CHALLENGE - Determine how many lines of this material contain "scored". Give only the number.

Dataset records -

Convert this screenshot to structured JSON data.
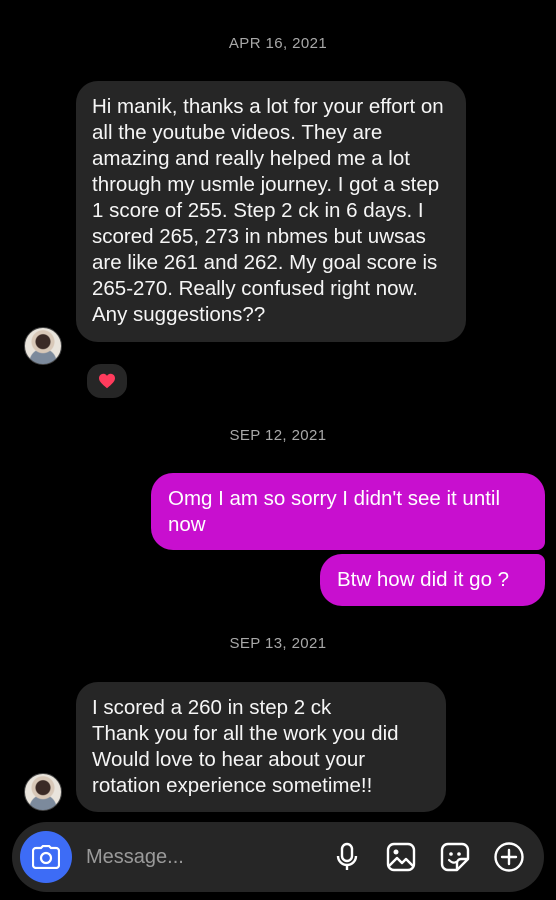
{
  "thread": {
    "dates": [
      "APR 16, 2021",
      "SEP 12, 2021",
      "SEP 13, 2021"
    ],
    "messages": [
      {
        "from": "them",
        "text": "Hi manik, thanks a lot for your effort on all the youtube videos. They are amazing and really helped me a lot through my usmle journey. I got a step 1 score of 255. Step 2 ck in 6 days. I scored 265, 273 in nbmes but uwsas are like 261 and 262. My goal score is 265-270. Really confused right now. Any suggestions??"
      },
      {
        "from": "me",
        "text": "Omg I am so sorry I didn't see it until now"
      },
      {
        "from": "me",
        "text": "Btw how did it go ?"
      },
      {
        "from": "them",
        "lines": [
          "I scored a 260 in step 2 ck",
          "Thank you for all the work you did",
          "Would love to hear about your",
          "rotation experience sometime!!"
        ]
      }
    ],
    "reaction": "heart"
  },
  "composer": {
    "placeholder": "Message...",
    "icons": [
      "camera-icon",
      "microphone-icon",
      "gallery-icon",
      "sticker-icon",
      "plus-icon"
    ]
  },
  "colors": {
    "background": "#000000",
    "incoming_bubble": "#262626",
    "outgoing_bubble": "#c80fcf",
    "camera_button": "#3d6cf6",
    "reaction_heart": "#ff3b5c"
  }
}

ANSWER FOR THE TASK - 2